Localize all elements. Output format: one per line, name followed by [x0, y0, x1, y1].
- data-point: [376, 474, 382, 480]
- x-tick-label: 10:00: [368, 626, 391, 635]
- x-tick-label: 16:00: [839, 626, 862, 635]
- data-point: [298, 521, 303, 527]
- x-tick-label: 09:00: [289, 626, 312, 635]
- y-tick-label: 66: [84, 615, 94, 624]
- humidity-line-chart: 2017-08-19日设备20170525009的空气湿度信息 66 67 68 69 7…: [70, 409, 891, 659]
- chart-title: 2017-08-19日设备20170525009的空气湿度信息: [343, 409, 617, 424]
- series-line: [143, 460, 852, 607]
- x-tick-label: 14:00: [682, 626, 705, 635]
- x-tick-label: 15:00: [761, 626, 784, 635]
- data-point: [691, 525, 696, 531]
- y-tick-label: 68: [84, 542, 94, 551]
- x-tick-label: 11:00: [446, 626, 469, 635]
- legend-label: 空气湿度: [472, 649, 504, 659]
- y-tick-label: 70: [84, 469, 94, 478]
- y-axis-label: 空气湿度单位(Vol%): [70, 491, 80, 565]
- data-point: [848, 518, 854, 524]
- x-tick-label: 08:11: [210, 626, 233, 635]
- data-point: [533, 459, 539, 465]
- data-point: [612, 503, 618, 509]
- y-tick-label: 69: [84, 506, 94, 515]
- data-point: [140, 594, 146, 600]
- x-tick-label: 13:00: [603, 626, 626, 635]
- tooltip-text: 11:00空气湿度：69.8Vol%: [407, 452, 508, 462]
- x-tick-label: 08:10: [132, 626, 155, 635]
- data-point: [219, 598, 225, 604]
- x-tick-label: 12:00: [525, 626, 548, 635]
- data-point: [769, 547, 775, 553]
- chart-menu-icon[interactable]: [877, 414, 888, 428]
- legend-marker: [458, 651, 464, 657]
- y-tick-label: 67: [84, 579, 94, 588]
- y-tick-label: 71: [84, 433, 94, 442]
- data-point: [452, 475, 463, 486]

Challenge:
Copy the entire listing above, keeping every line the same.

The response:
Localize all elements. Output format: one per line, name followed by [x0, y0, x1, y1].
- data-point: [376, 474, 382, 480]
- x-tick-label: 10:00: [368, 626, 391, 635]
- x-tick-label: 16:00: [839, 626, 862, 635]
- data-point: [298, 521, 303, 527]
- x-tick-label: 09:00: [289, 626, 312, 635]
- y-tick-label: 66: [84, 615, 94, 624]
- humidity-line-chart: 2017-08-19日设备20170525009的空气湿度信息 66 67 68 69 7…: [70, 409, 891, 659]
- chart-title: 2017-08-19日设备20170525009的空气湿度信息: [343, 409, 617, 424]
- series-line: [143, 460, 852, 607]
- x-tick-label: 14:00: [682, 626, 705, 635]
- x-tick-label: 15:00: [761, 626, 784, 635]
- data-point: [691, 525, 696, 531]
- y-tick-label: 68: [84, 542, 94, 551]
- x-tick-label: 11:00: [446, 626, 469, 635]
- legend-label: 空气湿度: [472, 649, 504, 659]
- y-tick-label: 70: [84, 469, 94, 478]
- y-axis-label: 空气湿度单位(Vol%): [70, 491, 80, 565]
- data-point: [848, 518, 854, 524]
- x-tick-label: 08:11: [210, 626, 233, 635]
- data-point: [533, 459, 539, 465]
- data-point: [612, 503, 618, 509]
- y-tick-label: 69: [84, 506, 94, 515]
- data-point: [140, 594, 146, 600]
- x-tick-label: 13:00: [603, 626, 626, 635]
- tooltip-text: 11:00空气湿度：69.8Vol%: [407, 452, 508, 462]
- x-tick-label: 08:10: [132, 626, 155, 635]
- data-point: [219, 598, 225, 604]
- x-tick-label: 12:00: [525, 626, 548, 635]
- data-point: [769, 547, 775, 553]
- chart-menu-icon[interactable]: [877, 414, 888, 428]
- legend-marker: [458, 651, 464, 657]
- y-tick-label: 67: [84, 579, 94, 588]
- y-tick-label: 71: [84, 433, 94, 442]
- data-point: [452, 475, 463, 486]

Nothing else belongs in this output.